*Written problem*: Find the string "grid" and gather every line that holds it.

*Supplied data*:
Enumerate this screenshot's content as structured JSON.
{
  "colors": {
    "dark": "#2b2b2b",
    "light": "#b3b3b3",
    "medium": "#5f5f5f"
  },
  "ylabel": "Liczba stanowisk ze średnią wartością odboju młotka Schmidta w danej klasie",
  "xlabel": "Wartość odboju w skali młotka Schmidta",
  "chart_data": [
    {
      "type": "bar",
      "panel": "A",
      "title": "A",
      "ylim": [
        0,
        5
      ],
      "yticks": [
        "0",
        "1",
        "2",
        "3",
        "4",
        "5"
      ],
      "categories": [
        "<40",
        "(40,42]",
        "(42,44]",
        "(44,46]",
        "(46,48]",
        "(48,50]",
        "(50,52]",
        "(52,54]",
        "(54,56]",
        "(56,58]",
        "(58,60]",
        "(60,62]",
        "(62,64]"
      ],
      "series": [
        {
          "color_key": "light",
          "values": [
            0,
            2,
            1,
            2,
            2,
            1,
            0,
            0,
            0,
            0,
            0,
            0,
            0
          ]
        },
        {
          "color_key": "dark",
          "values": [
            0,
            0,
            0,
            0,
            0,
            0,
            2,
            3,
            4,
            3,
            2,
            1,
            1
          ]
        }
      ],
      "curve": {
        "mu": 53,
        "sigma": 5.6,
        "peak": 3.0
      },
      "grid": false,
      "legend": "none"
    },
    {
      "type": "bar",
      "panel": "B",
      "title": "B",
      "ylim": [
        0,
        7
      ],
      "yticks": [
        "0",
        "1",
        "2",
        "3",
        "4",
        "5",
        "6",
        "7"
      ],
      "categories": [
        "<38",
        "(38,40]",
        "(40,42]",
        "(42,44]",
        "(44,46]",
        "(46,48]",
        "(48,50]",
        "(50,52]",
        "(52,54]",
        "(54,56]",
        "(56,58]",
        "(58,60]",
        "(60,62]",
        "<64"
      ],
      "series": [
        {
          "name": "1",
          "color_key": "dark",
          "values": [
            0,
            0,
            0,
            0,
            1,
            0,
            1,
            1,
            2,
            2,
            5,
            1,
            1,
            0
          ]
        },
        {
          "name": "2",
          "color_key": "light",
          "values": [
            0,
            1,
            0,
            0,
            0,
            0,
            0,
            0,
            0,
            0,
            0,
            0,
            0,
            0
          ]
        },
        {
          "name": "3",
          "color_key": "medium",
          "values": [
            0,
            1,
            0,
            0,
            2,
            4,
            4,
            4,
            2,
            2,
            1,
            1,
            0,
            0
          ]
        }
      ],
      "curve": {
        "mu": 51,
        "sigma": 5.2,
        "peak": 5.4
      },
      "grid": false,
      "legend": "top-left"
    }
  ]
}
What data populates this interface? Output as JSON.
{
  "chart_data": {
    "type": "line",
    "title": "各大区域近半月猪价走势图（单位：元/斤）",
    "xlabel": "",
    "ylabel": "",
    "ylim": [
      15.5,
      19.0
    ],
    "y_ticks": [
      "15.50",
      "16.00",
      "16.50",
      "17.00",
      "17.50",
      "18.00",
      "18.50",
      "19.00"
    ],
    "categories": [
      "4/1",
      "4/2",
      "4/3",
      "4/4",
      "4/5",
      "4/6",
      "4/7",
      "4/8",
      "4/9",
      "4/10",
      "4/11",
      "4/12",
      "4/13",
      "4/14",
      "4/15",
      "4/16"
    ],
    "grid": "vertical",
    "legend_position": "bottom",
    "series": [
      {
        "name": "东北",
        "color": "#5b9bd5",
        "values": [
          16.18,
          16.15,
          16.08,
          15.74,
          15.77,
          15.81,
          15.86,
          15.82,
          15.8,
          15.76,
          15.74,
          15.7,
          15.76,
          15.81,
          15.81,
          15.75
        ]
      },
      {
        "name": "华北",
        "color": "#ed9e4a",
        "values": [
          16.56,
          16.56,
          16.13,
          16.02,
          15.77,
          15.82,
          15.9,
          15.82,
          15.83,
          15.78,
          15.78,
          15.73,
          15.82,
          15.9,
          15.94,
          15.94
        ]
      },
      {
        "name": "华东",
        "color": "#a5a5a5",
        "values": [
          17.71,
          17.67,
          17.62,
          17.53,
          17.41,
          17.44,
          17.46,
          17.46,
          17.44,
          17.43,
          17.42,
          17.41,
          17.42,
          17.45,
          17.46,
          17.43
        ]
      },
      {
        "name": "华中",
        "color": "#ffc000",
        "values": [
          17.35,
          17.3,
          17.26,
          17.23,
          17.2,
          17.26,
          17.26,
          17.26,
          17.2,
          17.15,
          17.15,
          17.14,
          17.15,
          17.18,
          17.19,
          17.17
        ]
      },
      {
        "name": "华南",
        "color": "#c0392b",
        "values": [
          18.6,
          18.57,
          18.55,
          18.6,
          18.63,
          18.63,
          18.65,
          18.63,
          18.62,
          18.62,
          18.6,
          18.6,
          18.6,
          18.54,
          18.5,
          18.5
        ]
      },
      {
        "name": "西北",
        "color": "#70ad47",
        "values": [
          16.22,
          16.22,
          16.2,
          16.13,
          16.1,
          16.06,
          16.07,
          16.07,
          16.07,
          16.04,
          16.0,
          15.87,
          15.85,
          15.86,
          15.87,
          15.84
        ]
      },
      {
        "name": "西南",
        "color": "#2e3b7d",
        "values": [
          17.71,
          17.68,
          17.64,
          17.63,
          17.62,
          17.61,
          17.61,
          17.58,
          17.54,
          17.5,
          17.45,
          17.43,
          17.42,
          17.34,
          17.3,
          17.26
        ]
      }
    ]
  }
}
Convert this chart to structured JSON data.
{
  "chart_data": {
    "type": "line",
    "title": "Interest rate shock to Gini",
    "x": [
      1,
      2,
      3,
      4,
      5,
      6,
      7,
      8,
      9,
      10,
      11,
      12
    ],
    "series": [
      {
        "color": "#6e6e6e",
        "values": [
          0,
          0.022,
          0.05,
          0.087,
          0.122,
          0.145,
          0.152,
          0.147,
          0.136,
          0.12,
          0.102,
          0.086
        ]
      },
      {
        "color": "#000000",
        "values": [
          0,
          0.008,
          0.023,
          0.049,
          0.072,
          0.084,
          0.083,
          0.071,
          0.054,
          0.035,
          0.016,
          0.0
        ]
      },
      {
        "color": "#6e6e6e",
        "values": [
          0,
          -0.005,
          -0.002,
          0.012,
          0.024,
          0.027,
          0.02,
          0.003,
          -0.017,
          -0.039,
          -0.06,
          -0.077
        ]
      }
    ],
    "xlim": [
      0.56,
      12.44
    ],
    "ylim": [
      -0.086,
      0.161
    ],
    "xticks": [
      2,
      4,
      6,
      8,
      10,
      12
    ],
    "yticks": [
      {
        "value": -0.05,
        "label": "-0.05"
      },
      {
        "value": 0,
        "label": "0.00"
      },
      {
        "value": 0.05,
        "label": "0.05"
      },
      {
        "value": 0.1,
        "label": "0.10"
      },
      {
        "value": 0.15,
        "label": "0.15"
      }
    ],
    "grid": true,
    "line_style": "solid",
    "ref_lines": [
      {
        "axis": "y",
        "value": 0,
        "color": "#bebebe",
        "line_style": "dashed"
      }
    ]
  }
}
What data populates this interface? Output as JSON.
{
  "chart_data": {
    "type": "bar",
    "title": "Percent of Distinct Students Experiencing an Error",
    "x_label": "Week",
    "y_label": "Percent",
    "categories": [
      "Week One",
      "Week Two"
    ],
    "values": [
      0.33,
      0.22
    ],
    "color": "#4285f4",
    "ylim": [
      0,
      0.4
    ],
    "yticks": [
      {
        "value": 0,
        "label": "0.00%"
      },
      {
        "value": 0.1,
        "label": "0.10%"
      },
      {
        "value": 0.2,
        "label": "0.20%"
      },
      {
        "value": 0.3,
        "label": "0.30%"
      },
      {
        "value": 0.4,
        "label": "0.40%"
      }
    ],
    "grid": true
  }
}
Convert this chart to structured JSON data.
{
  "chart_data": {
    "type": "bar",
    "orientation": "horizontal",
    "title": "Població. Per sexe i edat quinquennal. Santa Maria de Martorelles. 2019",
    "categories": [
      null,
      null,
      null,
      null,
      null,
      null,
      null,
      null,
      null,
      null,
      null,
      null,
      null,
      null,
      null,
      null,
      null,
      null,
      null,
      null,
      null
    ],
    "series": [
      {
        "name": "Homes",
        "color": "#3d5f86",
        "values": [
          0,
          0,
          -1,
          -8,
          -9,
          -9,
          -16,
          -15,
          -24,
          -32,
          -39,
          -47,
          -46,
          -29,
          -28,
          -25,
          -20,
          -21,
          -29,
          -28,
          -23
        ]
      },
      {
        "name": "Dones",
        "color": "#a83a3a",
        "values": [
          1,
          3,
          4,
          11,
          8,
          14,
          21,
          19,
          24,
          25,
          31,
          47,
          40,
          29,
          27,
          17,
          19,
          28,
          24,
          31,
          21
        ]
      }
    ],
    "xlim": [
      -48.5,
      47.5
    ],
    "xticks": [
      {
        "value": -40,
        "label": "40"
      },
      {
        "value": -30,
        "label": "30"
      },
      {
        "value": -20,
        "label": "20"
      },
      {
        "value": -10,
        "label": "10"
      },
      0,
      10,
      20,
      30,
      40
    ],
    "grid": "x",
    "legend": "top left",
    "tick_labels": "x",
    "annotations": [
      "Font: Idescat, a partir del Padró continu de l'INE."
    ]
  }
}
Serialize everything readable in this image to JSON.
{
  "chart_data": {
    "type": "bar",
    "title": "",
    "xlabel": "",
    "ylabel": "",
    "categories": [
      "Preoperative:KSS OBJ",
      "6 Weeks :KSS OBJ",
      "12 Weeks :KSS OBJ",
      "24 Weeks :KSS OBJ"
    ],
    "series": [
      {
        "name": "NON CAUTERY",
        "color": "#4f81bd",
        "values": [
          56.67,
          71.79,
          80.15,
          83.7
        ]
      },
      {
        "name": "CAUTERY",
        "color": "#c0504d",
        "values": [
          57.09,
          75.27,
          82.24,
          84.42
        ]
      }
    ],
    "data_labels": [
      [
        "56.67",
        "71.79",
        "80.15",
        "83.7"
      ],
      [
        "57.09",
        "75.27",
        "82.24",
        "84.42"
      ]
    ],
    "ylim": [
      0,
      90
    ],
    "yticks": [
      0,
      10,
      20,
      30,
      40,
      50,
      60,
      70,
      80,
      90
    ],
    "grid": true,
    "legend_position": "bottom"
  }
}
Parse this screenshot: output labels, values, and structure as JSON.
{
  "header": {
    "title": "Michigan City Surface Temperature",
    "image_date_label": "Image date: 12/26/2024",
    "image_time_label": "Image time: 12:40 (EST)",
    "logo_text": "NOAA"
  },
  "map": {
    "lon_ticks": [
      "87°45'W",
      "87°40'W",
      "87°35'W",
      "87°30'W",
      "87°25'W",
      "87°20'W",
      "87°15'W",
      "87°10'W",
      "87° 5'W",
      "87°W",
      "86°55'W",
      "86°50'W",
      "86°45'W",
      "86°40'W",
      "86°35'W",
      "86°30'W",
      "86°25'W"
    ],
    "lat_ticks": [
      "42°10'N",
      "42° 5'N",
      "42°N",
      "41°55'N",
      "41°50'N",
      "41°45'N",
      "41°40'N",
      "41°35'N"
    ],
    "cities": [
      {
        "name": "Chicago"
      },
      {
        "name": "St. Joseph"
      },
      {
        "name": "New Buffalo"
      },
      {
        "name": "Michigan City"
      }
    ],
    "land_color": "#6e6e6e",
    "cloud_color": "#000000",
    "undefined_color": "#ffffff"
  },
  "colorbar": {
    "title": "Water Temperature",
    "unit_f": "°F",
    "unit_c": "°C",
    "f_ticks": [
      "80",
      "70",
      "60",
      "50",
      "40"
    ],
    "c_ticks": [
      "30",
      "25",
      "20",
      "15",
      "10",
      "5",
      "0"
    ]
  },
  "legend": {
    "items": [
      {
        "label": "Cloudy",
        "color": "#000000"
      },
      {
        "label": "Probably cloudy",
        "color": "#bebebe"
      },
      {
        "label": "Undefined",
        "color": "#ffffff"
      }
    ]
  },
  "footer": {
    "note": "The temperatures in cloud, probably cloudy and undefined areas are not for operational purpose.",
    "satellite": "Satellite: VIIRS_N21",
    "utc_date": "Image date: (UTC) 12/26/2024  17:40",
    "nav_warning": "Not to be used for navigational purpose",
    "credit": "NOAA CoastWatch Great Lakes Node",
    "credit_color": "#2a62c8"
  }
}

*Full output*:
      "grid": false,
      "grid": false,
    "grid": "vertical",
    "grid": true,
    "grid": true
    "grid": "x",
    "grid": true,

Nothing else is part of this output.